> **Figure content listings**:
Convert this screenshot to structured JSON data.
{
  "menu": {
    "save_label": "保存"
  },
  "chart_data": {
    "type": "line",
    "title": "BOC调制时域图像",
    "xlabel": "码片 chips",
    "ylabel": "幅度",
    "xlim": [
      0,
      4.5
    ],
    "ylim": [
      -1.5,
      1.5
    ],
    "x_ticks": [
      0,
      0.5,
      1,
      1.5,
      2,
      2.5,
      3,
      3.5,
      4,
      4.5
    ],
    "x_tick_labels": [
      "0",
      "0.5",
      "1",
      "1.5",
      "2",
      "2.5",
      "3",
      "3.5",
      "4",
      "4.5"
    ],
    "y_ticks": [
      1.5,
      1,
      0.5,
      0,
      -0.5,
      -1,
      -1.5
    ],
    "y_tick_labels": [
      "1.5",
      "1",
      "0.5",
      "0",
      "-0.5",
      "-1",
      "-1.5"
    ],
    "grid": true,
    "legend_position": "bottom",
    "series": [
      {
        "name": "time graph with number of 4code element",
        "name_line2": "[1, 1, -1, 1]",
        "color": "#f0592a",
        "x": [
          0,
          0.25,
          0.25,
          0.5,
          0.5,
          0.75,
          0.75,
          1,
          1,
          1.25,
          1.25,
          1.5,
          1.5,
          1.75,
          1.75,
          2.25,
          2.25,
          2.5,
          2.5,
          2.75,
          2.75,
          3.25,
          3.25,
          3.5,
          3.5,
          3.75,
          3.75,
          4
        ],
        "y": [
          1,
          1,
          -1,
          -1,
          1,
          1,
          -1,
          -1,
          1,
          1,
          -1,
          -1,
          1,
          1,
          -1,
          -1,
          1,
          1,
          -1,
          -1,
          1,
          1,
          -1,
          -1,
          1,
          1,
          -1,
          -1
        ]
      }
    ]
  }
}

> **WHAT YOU HAVE TO DO**: Print out all the entries precisely as written.

> **SOLUTION TO THIS PROBLEM**:
Convert this screenshot to structured JSON data.
{
  "menu": {
    "save_label": "保存"
  },
  "chart_data": {
    "type": "line",
    "title": "BOC调制时域图像",
    "xlabel": "码片 chips",
    "ylabel": "幅度",
    "xlim": [
      0,
      4.5
    ],
    "ylim": [
      -1.5,
      1.5
    ],
    "x_ticks": [
      0,
      0.5,
      1,
      1.5,
      2,
      2.5,
      3,
      3.5,
      4,
      4.5
    ],
    "x_tick_labels": [
      "0",
      "0.5",
      "1",
      "1.5",
      "2",
      "2.5",
      "3",
      "3.5",
      "4",
      "4.5"
    ],
    "y_ticks": [
      1.5,
      1,
      0.5,
      0,
      -0.5,
      -1,
      -1.5
    ],
    "y_tick_labels": [
      "1.5",
      "1",
      "0.5",
      "0",
      "-0.5",
      "-1",
      "-1.5"
    ],
    "grid": true,
    "legend_position": "bottom",
    "series": [
      {
        "name": "time graph with number of 4code element",
        "name_line2": "[1, 1, -1, 1]",
        "color": "#f0592a",
        "x": [
          0,
          0.25,
          0.25,
          0.5,
          0.5,
          0.75,
          0.75,
          1,
          1,
          1.25,
          1.25,
          1.5,
          1.5,
          1.75,
          1.75,
          2.25,
          2.25,
          2.5,
          2.5,
          2.75,
          2.75,
          3.25,
          3.25,
          3.5,
          3.5,
          3.75,
          3.75,
          4
        ],
        "y": [
          1,
          1,
          -1,
          -1,
          1,
          1,
          -1,
          -1,
          1,
          1,
          -1,
          -1,
          1,
          1,
          -1,
          -1,
          1,
          1,
          -1,
          -1,
          1,
          1,
          -1,
          -1,
          1,
          1,
          -1,
          -1
        ]
      }
    ]
  }
}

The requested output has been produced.